(What to work on)
A. Quote the interview transcript exactly, starting with "Griffin: Well, everybody" and going on through "very close by.".
B. According to the interview transcript, on what road is the school Griffin attended located?
C. Carry on the interview transcript from the point where it stops.

(Given text)
Interviewer: And he has one boy and one girl?

Griffin: Right.

Interviewer: First, we'll start with your early childhood experiences before you went to elementary school. I don't know if I can remember before elementary school, but do you remember any experiences that you had before elementary school?

Griffin: Nothing but playing on the farm, riding the horse, ducking the goose that ran us every spring... [laughter].

Interviewer: Did you have much interaction with people outside of your home or your neighborhood area?

Griffin: Yes and no. Because, let me see.... part of that time my mother and my father, he was in New York at that time, and my brother and I did not like New York and we always wanted to come back home to live with Grandma until they finally moved back to Virginia 'cause I couldn't stand New York then and still can't. Other than playing around in the neighborhood and going to all the farmers' meetings, and home demonstration clubs that my grandmother and mother were affiliated with, I don't remember anything else.

Interviewer: How about your elementary school years? Do you have any memories of your elementary school years?

Griffin: No, not really anything outstanding. There were pleasant memories. I wasn't a bad student and I can't remember anything not pleasant.

Interviewer: Was this all in Richmond right outside... ?

Griffin: Right out here.

Interviewer: I'm not familiar with Richmond, but are we in Chesterfield County now?

Griffin: You are in Chesterfield County. And the school I went to is still down there. Of course they have improved it, closed it and opened it. When they integrated, they closed it. I think it's open now. I don't know what they do with it or if they hold classes when they use that building. They're stilling using it. It's right down on Chester Road, when you go down past Bellwood and turn to go to Chester. You're not familiar with... ?

Interviewer: I'm not.

Griffin: It's not far from here.

Interviewer: At the time when you went to elementary school, I imagined that your school was an all black school?

Griffin: All black.

Interviewer: Were you aware that it was all black or was it just a fact of life?

Griffin: That's right. It was just a way of life.

Interviewer: Did you have any feelings or was that just the way... ?

Griffin: We didn't give it any thought.

Interviewer: Was this a very rural area out here on Southside... ?

Griffin: Well, everybody had a garden and it wasn't like city lots. You had a piece of land and you had a garden. We had a horse, cows, beasts, chickens. I had a very good childhood, and I have no regrets.

Interviewer: You had stated that the elementary school you attended was in your neighborhood, very close by.

Griffin: Yes.

Interviewer: Did a lot of the children come from a long distance away, do you know?

(Dataset records)
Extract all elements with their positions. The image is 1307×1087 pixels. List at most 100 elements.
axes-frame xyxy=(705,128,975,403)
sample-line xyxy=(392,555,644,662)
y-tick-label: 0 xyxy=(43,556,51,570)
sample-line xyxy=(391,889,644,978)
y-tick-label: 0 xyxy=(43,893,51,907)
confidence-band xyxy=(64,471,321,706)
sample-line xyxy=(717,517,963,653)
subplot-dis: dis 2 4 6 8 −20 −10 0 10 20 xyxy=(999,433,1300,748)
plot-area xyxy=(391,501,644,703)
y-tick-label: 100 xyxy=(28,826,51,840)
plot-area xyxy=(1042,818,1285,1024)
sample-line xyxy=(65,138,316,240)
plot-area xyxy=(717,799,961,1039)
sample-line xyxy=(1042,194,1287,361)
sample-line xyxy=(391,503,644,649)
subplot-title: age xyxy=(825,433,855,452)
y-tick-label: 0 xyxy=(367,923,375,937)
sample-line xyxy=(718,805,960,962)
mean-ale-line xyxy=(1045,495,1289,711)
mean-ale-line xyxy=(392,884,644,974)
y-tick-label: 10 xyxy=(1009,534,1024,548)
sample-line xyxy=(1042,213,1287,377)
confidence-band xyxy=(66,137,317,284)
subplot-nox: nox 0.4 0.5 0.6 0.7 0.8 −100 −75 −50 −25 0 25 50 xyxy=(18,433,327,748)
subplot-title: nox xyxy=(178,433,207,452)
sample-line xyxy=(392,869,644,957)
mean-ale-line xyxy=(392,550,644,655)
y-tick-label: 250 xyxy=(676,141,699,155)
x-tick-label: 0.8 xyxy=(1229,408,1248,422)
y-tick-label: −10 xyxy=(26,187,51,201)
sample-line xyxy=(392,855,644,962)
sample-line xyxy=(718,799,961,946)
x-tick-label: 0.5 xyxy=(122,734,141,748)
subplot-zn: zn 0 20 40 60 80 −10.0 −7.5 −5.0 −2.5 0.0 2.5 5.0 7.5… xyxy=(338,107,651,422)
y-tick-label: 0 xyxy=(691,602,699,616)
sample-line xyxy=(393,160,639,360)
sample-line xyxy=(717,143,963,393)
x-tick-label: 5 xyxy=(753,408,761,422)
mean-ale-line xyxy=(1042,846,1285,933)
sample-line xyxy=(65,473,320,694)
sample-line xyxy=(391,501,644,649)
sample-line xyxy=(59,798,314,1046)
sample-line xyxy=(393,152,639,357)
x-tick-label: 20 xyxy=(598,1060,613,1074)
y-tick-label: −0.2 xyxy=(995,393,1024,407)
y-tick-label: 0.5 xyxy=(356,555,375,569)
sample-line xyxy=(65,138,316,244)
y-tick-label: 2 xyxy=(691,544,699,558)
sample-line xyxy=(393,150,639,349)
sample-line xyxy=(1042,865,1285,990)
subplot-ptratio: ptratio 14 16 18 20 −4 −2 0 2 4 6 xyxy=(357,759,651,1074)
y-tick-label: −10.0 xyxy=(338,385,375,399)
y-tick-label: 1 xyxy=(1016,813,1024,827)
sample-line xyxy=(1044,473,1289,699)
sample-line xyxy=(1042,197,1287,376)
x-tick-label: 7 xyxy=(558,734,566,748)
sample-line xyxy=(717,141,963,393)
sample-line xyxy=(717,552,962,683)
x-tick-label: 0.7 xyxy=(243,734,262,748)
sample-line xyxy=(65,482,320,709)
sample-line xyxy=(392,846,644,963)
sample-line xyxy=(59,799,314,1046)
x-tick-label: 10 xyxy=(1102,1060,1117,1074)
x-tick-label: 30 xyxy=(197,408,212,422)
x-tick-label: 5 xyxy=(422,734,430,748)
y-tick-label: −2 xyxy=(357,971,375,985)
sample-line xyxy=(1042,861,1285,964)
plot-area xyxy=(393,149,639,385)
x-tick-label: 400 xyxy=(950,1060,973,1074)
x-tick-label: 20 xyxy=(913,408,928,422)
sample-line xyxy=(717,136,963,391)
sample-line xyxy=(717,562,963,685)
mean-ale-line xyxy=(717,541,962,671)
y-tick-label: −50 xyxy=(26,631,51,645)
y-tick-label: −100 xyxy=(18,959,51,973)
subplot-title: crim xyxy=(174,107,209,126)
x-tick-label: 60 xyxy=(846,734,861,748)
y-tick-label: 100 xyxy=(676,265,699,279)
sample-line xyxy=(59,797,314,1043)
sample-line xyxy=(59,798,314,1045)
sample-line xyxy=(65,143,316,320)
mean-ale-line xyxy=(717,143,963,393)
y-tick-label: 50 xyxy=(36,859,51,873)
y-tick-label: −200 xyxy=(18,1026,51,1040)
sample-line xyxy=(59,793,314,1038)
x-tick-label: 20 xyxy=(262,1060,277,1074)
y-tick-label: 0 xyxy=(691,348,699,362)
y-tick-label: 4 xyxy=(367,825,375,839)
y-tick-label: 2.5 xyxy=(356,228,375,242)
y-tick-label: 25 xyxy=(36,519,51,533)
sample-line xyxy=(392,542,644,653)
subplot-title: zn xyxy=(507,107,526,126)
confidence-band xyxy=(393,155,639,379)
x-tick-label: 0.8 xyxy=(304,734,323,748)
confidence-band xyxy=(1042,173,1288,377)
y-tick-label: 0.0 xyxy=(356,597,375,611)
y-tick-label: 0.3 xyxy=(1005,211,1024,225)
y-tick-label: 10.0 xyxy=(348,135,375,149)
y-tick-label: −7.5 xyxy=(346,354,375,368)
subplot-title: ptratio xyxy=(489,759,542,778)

(Replies)
A.
Griffin: Well, everybody had a garden and it wasn't like city lots. You had a piece of land and you had a garden. We had a horse, cows, beasts, chickens. I had a very good childhood, and I have no regrets.

Interviewer: You had stated that the elementary school you attended was in your neighborhood, very close by.

B. Chester Road.

C.
Griffin: Some of them. And we all walked to school. We went to school through rain, hail, snow or sunshine. When we were in high school, they had the biggest snow storm we have had, I guess, since. We were riding the trolley car from out here to Petersburg to school. My mama had us on that trolley car going to school in snow up to here [indicating hips. Laughter]. I shall never forget that. The kids didn't even come out the dormitory because they had boarding students too for high school. They didn't even come out the dormitory and my mama had us in Petersburg.

Interviewer: And you had to go? [Laughter].

Griffin: You went to school. No question about it.

Interviewer: I calculated by our information sheet that you were born in the 20's and lived through the 20's. There have been so many changes. I know well pull this along as the interview goes along, but there must have been a whole different mind-set in the sbhool systems, was there not?

Griffin: I probably wasn't even aware or it didn't sink in or something. What do you mean?

Interviewer: I'm wondering how the education was different, I guess. You've seen education changing by being a teacher, I think. From your education, what was it like in school for you? What was a day in class? Was there one classroom or were they changing like today? Did you go through two or three different teachers?

Griffin: In school at that time I think there were four rooms. I don't know how they were grouped, but they went from first grade through seventh grade. So somebody had to be in class, like sixth and seventh maybe together, and maybe fourth and fifth. I don't remember exactly.

Interviewer: But you probably had a couple of grades in the same room?

Griffin: We had to.

Interviewer: And there were only four rooms to cover up through 7th grade?

Griffin: Yes.

Interviewer: One thing I didn't ask was what was your birthdate?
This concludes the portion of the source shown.